YOUR GOAL: Within the records below, find each line that holds the string "arrow", then copy it.

Document structure recognition data
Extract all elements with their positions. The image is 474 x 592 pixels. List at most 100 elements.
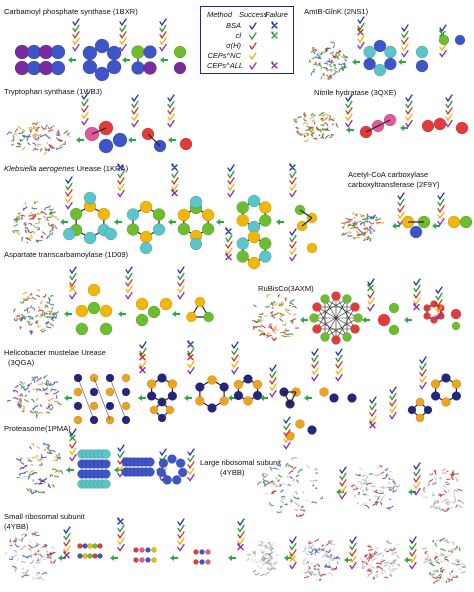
success-check-icon (420, 370, 426, 376)
protein-ribbon (55, 226, 57, 229)
subunit-sphere (195, 397, 204, 406)
subunit-sphere (144, 46, 157, 59)
protein-ribbon (389, 574, 391, 576)
protein-ribbon (263, 479, 264, 481)
protein-ribbon (314, 114, 315, 116)
protein-ribbon (17, 316, 21, 317)
protein-ribbon (52, 319, 54, 321)
protein-ribbon (20, 327, 22, 329)
protein-ribbon (321, 118, 323, 119)
protein-ribbon (38, 553, 41, 555)
protein-ribbon (38, 491, 42, 493)
protein-ribbon (38, 144, 42, 146)
protein-ribbon (323, 114, 326, 116)
subunit-sphere (452, 380, 461, 389)
protein-ribbon (448, 553, 452, 556)
protein-ribbon (397, 544, 400, 546)
subunit-sphere (424, 313, 431, 320)
protein-ribbon (311, 563, 314, 565)
protein-ribbon (422, 496, 427, 497)
success-check-icon (340, 493, 346, 499)
subunit-sphere (208, 404, 217, 413)
success-check-icon (438, 212, 444, 218)
protein-ribbon (44, 313, 48, 314)
protein-ribbon (449, 501, 452, 502)
protein-ribbon (278, 465, 282, 467)
protein-ribbon (42, 573, 47, 575)
protein-ribbon (33, 123, 37, 125)
success-check-icon (178, 538, 184, 544)
protein-ribbon (393, 491, 394, 493)
protein-ribbon (17, 232, 20, 235)
protein-ribbon (17, 559, 18, 561)
protein-ribbon (30, 540, 31, 543)
subunit-sphere (83, 60, 97, 74)
protein-ribbon (281, 302, 282, 304)
protein-ribbon (435, 553, 438, 555)
protein-ribbon (315, 62, 317, 64)
subunit-sphere (452, 392, 461, 401)
success-check-icon (436, 287, 442, 293)
protein-ribbon (301, 506, 303, 508)
protein-ribbon (14, 224, 18, 226)
protein-ribbon (450, 507, 453, 508)
protein-ribbon (41, 212, 46, 215)
protein-ribbon (321, 556, 325, 558)
success-check-icon (358, 23, 364, 29)
protein-ribbon (50, 475, 52, 477)
protein-ribbon (29, 474, 34, 477)
protein-ribbon (348, 235, 352, 236)
success-check-icon (228, 184, 234, 190)
protein-ribbon (47, 143, 48, 144)
subunit-sphere (102, 480, 111, 489)
protein-ribbon (28, 391, 30, 393)
protein-ribbon (33, 577, 35, 579)
protein-ribbon (37, 415, 38, 418)
protein-ribbon (287, 336, 291, 337)
protein-ribbon (307, 562, 309, 563)
protein-ribbon (266, 306, 269, 307)
protein-ribbon (330, 64, 332, 67)
subunit-sphere (176, 459, 185, 468)
protein-ribbon (330, 555, 331, 557)
protein-ribbon (381, 222, 383, 223)
protein-ribbon (292, 458, 298, 461)
pathway-arrow-icon (64, 311, 68, 317)
protein-ribbon (317, 564, 320, 566)
subunit-sphere (140, 558, 145, 563)
protein-ribbon (287, 313, 290, 315)
protein-ribbon (23, 463, 25, 464)
protein-ribbon (366, 489, 368, 490)
protein-ribbon (389, 471, 392, 472)
success-check-icon (414, 285, 420, 291)
protein-ribbon (47, 217, 52, 219)
protein-ribbon (369, 221, 374, 223)
success-check-icon (414, 463, 420, 469)
protein-ribbon (314, 122, 315, 124)
protein-ribbon (359, 468, 362, 470)
subunit-sphere (160, 298, 172, 310)
protein-ribbon (32, 455, 38, 458)
subunit-sphere (166, 406, 174, 414)
success-check-icon (118, 538, 124, 544)
success-check-icon (238, 538, 244, 544)
subunit-sphere (136, 314, 148, 326)
protein-ribbon (336, 124, 338, 128)
protein-ribbon (328, 573, 332, 577)
protein-ribbon (304, 576, 308, 577)
success-check-icon (446, 114, 452, 120)
protein-ribbon (326, 551, 329, 553)
protein-ribbon (23, 292, 27, 294)
pathway-arrow-icon (170, 555, 174, 561)
success-check-icon (64, 540, 70, 546)
protein-ribbon (313, 64, 318, 65)
protein-ribbon (23, 383, 26, 385)
protein-ribbon (25, 472, 29, 473)
subunit-sphere (134, 548, 139, 553)
success-check-icon (336, 368, 342, 374)
subunit-sphere (194, 560, 199, 565)
success-check-icon (290, 563, 296, 569)
protein-ribbon (309, 545, 310, 549)
pathway-arrow-icon (172, 311, 176, 317)
success-check-icon (284, 423, 290, 429)
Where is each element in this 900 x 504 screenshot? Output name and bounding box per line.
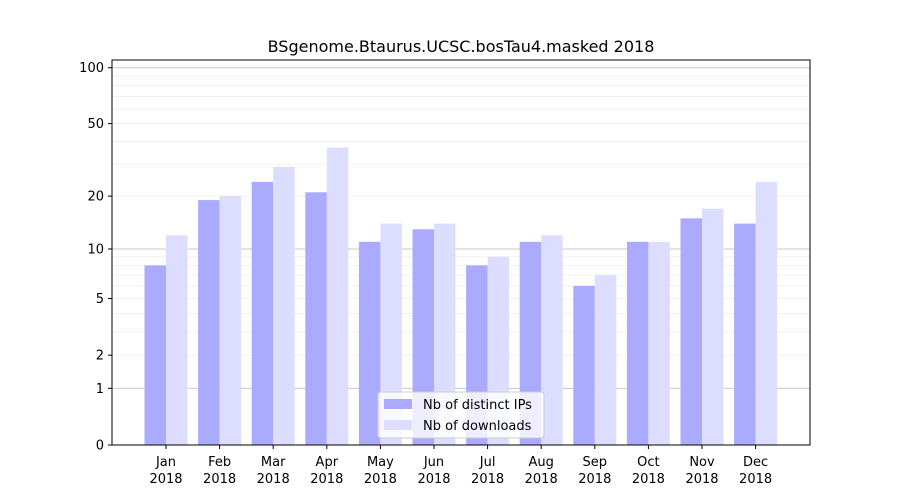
bar-downloads [273, 166, 295, 445]
x-tick-label: Nov 2018 [685, 455, 718, 487]
x-tick-label: Jun 2018 [417, 455, 450, 487]
axes: 0 1 2 5 10 20 50 100 Jan 2018 Feb 2018 Mar 2018 Apr 201… [79, 59, 811, 487]
bar-distinct-ips [198, 200, 220, 445]
bar-distinct-ips [358, 241, 381, 445]
bar-distinct-ips [573, 285, 595, 445]
bar-distinct-ips [251, 181, 274, 446]
bar-downloads [594, 275, 617, 445]
bar-downloads [648, 241, 670, 445]
y-tick-label: 1 [96, 382, 104, 397]
legend-box [377, 391, 545, 439]
y-tick-label: 50 [87, 117, 104, 132]
bar-distinct-ips [680, 218, 702, 445]
x-tick-label: Dec 2018 [739, 455, 772, 487]
x-tick-label: May 2018 [364, 455, 397, 487]
x-tick-label: Jul 2018 [471, 455, 504, 487]
x-tick-label: Apr 2018 [310, 455, 343, 487]
legend-label: Nb of downloads [423, 419, 532, 434]
y-tick-label: 5 [96, 292, 104, 307]
x-tick-label: Aug 2018 [525, 455, 558, 487]
bar-downloads [219, 196, 242, 445]
x-tick-label: Oct 2018 [632, 455, 665, 487]
bar-distinct-ips [734, 223, 756, 445]
bar-downloads [541, 235, 563, 445]
x-tick-label: Sep 2018 [578, 455, 611, 487]
bar-distinct-ips [305, 192, 327, 445]
bar-downloads [380, 223, 402, 445]
y-tick-label: 100 [79, 61, 104, 76]
legend: Nb of distinct IPs Nb of downloads [377, 391, 545, 439]
bar-downloads [755, 181, 778, 446]
y-tick-label: 0 [96, 439, 104, 454]
bars [144, 147, 778, 446]
legend-label: Nb of distinct IPs [423, 398, 532, 413]
x-tick-label: Feb 2018 [203, 455, 236, 487]
bar-distinct-ips [144, 265, 166, 445]
y-tick-label: 20 [87, 190, 104, 205]
y-tick-label: 10 [87, 242, 104, 257]
legend-swatch [384, 399, 412, 409]
x-tick-label: Jan 2018 [149, 455, 182, 487]
bar-downloads [326, 147, 349, 445]
y-tick-label: 2 [96, 349, 104, 364]
plot-frame [111, 59, 811, 446]
bar-distinct-ips [626, 241, 649, 445]
bar-downloads [434, 223, 456, 445]
bar-downloads [166, 235, 188, 445]
bar-downloads [702, 208, 724, 445]
x-tick-label: Mar 2018 [257, 455, 290, 487]
bar-distinct-ips [412, 229, 434, 445]
legend-swatch [384, 420, 412, 430]
chart-title: BSgenome.Btaurus.UCSC.bosTau4.masked 201… [268, 37, 655, 56]
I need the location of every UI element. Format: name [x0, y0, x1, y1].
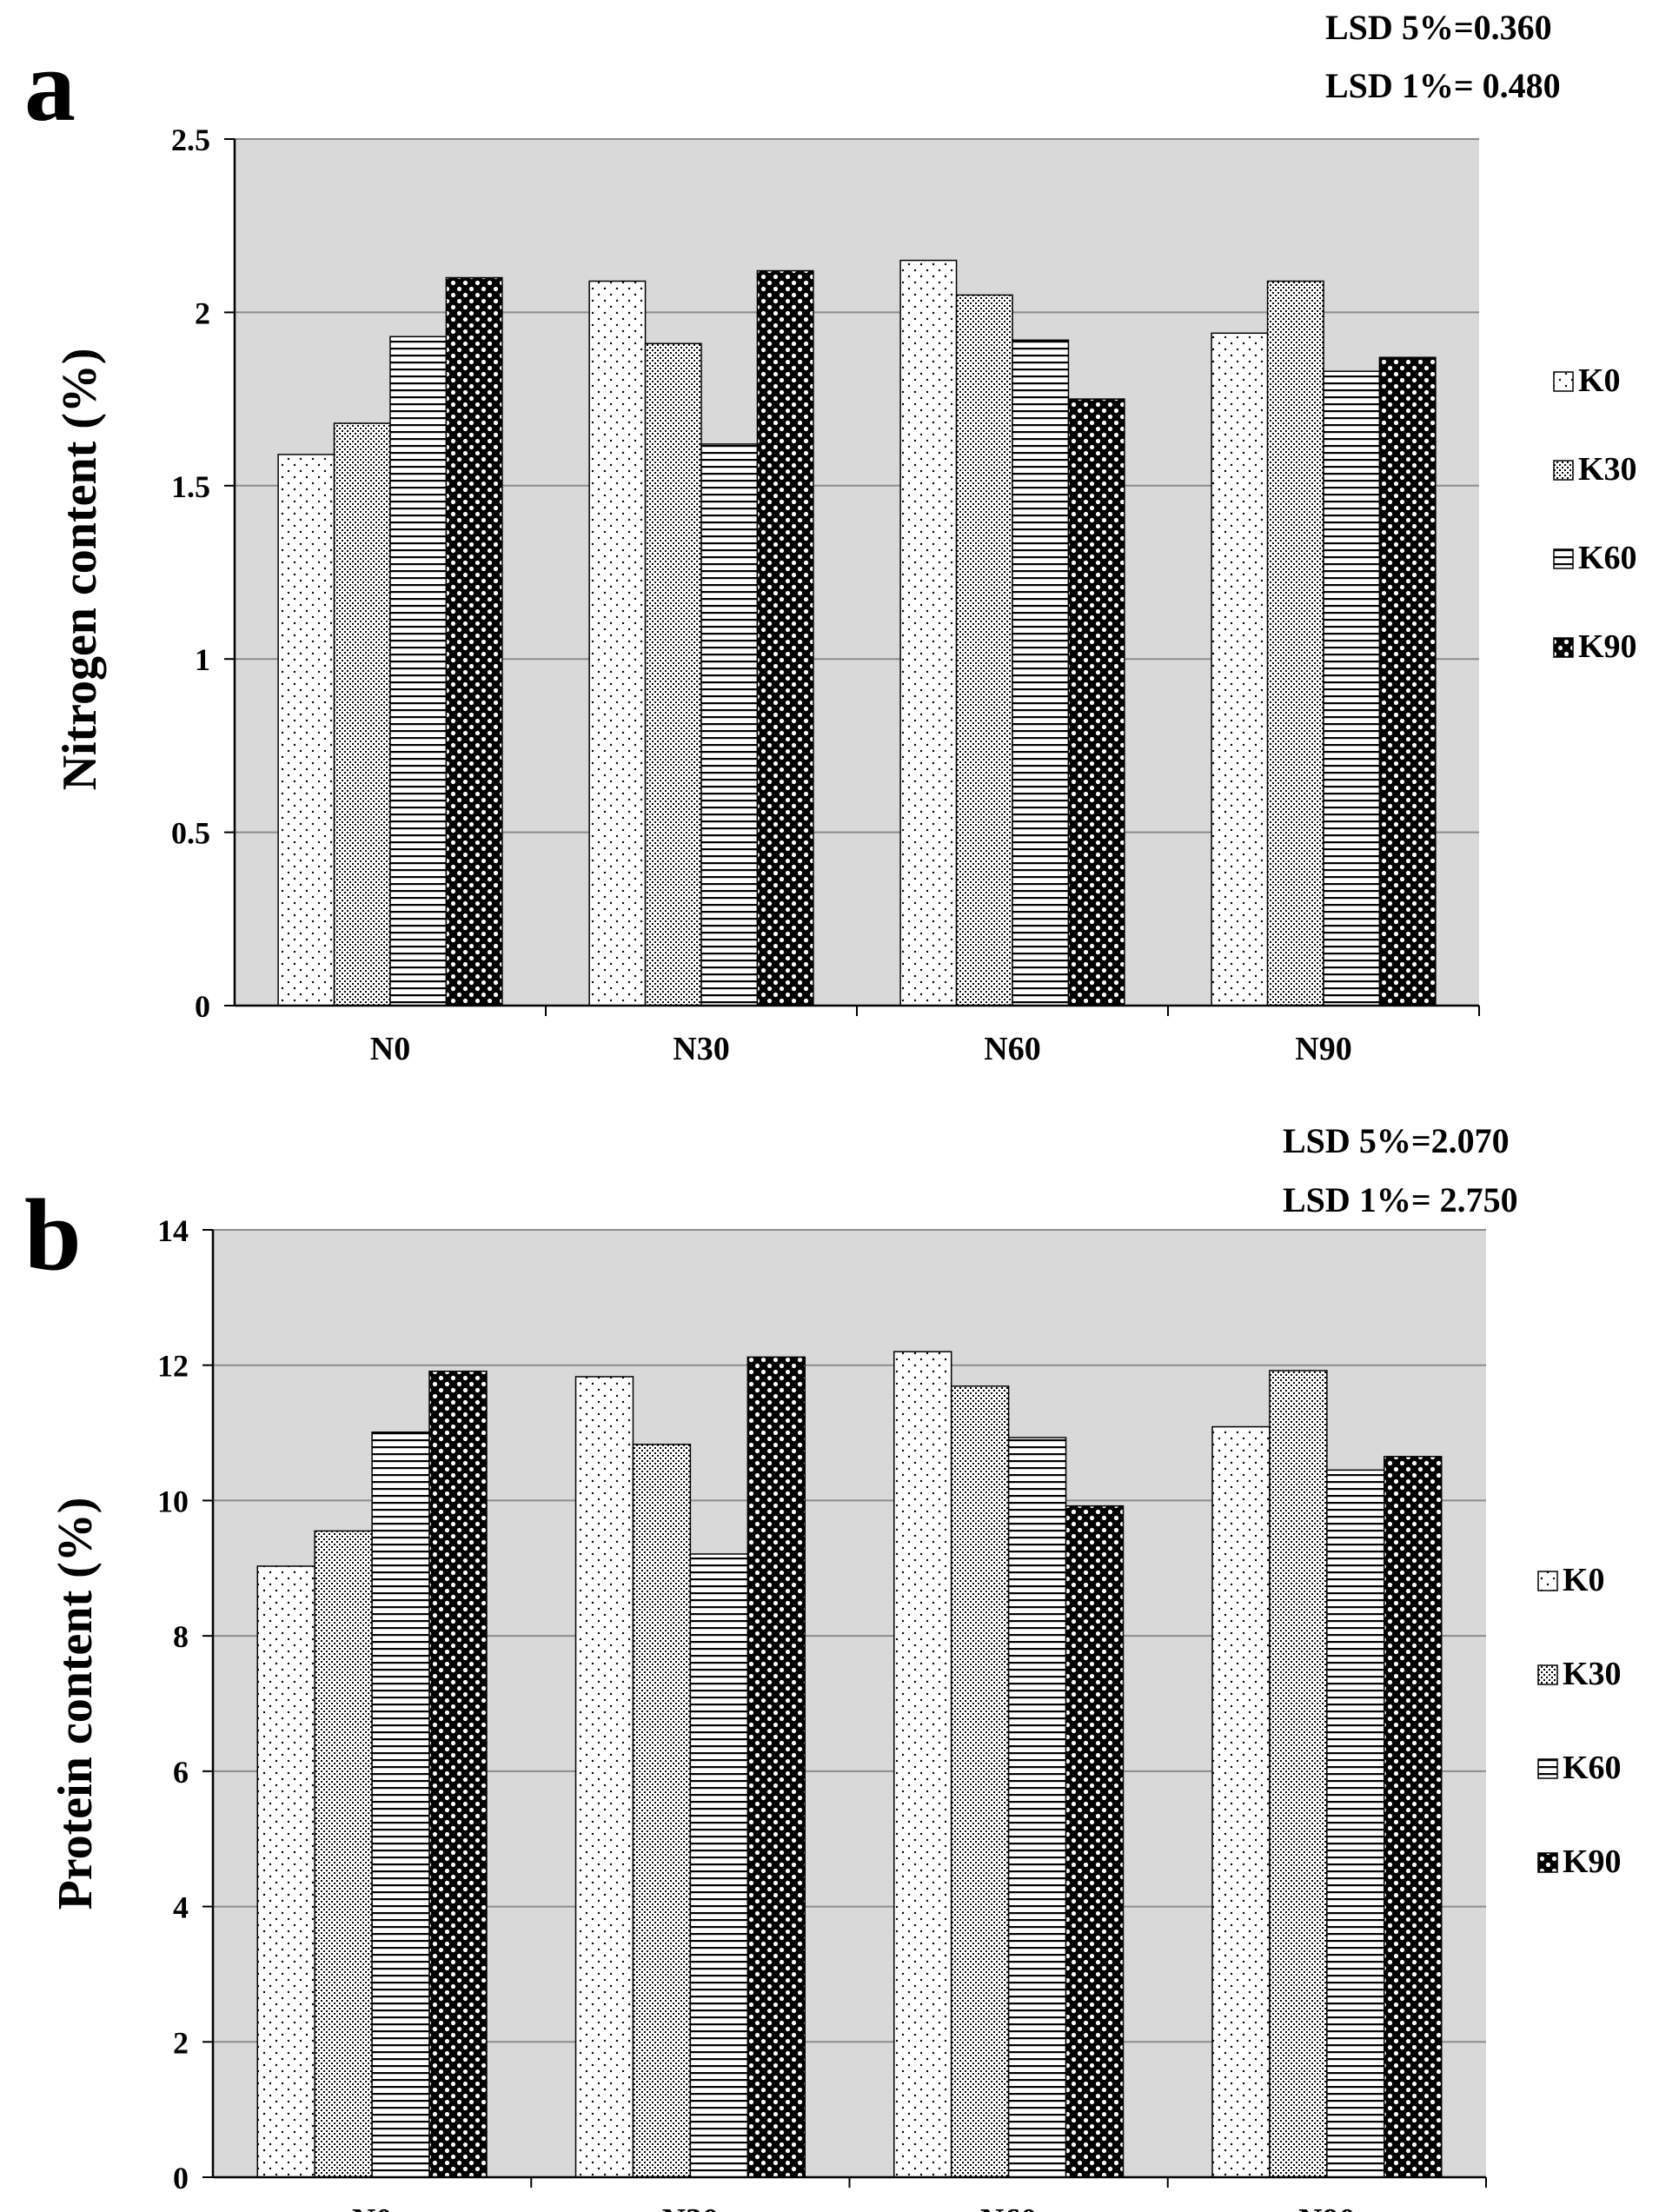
- y-tick-label: 2: [173, 2025, 189, 2060]
- bar-k0-n90: [1211, 332, 1269, 1006]
- bar-k30-n60: [950, 1385, 1010, 2178]
- panel-label: a: [24, 29, 76, 143]
- legend-label-k0: K0: [1578, 362, 1621, 399]
- y-tick-label: 10: [157, 1484, 189, 1518]
- legend-label-k30: K30: [1563, 1656, 1622, 1692]
- bar-k30-n90: [1269, 1370, 1328, 2178]
- bar-k90-n90: [1384, 1456, 1443, 2178]
- legend-swatch-k90: [1537, 1852, 1558, 1873]
- bar-k90-n30: [747, 1356, 806, 2178]
- x-tick-label: N30: [662, 2202, 719, 2212]
- chart-panel-a: a LSD 5%=0.360 LSD 1%= 0.480 Nitrogen co…: [24, 8, 1637, 1067]
- bar-k90-n0: [428, 1370, 488, 2178]
- bar-k30-n0: [333, 422, 391, 1006]
- x-tick-label: N90: [1298, 2202, 1355, 2212]
- bar-k60-n30: [700, 443, 759, 1006]
- x-tick-label: N90: [1295, 1031, 1351, 1067]
- bar-k0-n0: [277, 454, 335, 1006]
- bar-k30-n30: [632, 1444, 692, 2178]
- bar-k90-n30: [756, 269, 814, 1006]
- bar-k60-n0: [389, 335, 448, 1006]
- legend-label-k0: K0: [1563, 1562, 1605, 1598]
- bar-k90-n0: [445, 276, 503, 1006]
- panel-label: b: [24, 1178, 82, 1292]
- chart-panel-b: b LSD 5%=2.070 LSD 1%= 2.750 Protein con…: [24, 1121, 1622, 2212]
- legend-swatch-k60: [1537, 1758, 1558, 1779]
- x-tick-label: N60: [980, 2202, 1037, 2212]
- legend-label-k30: K30: [1578, 451, 1637, 488]
- lsd-1-label: LSD 1%= 0.480: [1325, 66, 1561, 105]
- bar-k0-n30: [574, 1376, 634, 2178]
- y-tick-label: 2.5: [171, 123, 210, 157]
- bar-k30-n0: [314, 1530, 373, 2178]
- y-axis-label: Protein content (%): [49, 1498, 103, 1910]
- bar-k30-n60: [955, 294, 1013, 1006]
- bar-k60-n90: [1326, 1469, 1385, 2178]
- bar-k0-n0: [256, 1565, 315, 2178]
- bar-k60-n0: [371, 1431, 430, 2178]
- y-tick-label: 2: [195, 296, 210, 330]
- legend-label-k60: K60: [1563, 1750, 1622, 1786]
- bar-k60-n30: [689, 1553, 749, 2178]
- lsd-1-label: LSD 1%= 2.750: [1283, 1180, 1518, 1219]
- legend-swatch-k30: [1537, 1664, 1558, 1685]
- y-tick-label: 0: [173, 2161, 189, 2195]
- y-axis-label: Nitrogen content (%): [53, 348, 107, 790]
- bar-k30-n90: [1266, 280, 1324, 1006]
- legend-swatch-k0: [1553, 371, 1574, 392]
- bar-k60-n60: [1007, 1437, 1067, 2178]
- legend-swatch-k30: [1553, 460, 1574, 481]
- plot-area: 0 0.5 1 1.5 2 2.5 N0 N30 N60 N90: [171, 123, 1480, 1067]
- y-tick-label: 1: [195, 642, 210, 677]
- legend: K0 K30 K60 K90: [1537, 1562, 1622, 1880]
- y-tick-label: 0.5: [171, 816, 210, 851]
- y-tick-label: 8: [173, 1619, 189, 1654]
- legend-label-k90: K90: [1563, 1843, 1622, 1880]
- bar-k30-n30: [644, 342, 702, 1006]
- bar-k0-n60: [899, 259, 958, 1006]
- legend-swatch-k90: [1553, 637, 1574, 658]
- y-tick-label: 6: [173, 1755, 189, 1790]
- bar-k90-n90: [1378, 356, 1437, 1006]
- y-tick-label: 14: [157, 1213, 189, 1248]
- y-tick-label: 4: [173, 1890, 189, 1925]
- bar-k0-n90: [1211, 1425, 1271, 2178]
- bar-k0-n30: [588, 280, 647, 1006]
- y-tick-label: 0: [195, 989, 210, 1024]
- legend-swatch-k0: [1537, 1571, 1558, 1591]
- legend-label-k60: K60: [1578, 540, 1637, 576]
- legend-swatch-k60: [1553, 548, 1574, 569]
- bar-k90-n60: [1065, 1505, 1125, 2178]
- plot-area: 0 2 4 6 8 10 12 14 N0 N30 N60 N90: [157, 1213, 1487, 2212]
- bar-k60-n90: [1323, 370, 1381, 1006]
- bar-k0-n60: [893, 1351, 952, 2178]
- legend-label-k90: K90: [1578, 628, 1637, 665]
- y-tick-label: 12: [157, 1349, 189, 1384]
- y-tick-label: 1.5: [171, 469, 210, 504]
- bar-k60-n60: [1012, 339, 1070, 1006]
- lsd-5-label: LSD 5%=2.070: [1283, 1121, 1510, 1160]
- lsd-5-label: LSD 5%=0.360: [1325, 8, 1552, 47]
- x-tick-label: N0: [352, 2202, 392, 2212]
- x-tick-label: N30: [673, 1031, 729, 1067]
- legend: K0 K30 K60 K90: [1553, 362, 1637, 665]
- x-tick-label: N0: [370, 1031, 410, 1067]
- x-tick-label: N60: [984, 1031, 1040, 1067]
- bar-k90-n60: [1067, 398, 1125, 1006]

RESULT FOR THIS EXERCISE:
pathway-arrow-icon (64, 311, 68, 317)
pathway-arrow-icon (170, 555, 174, 561)
pathway-arrow-icon (172, 311, 176, 317)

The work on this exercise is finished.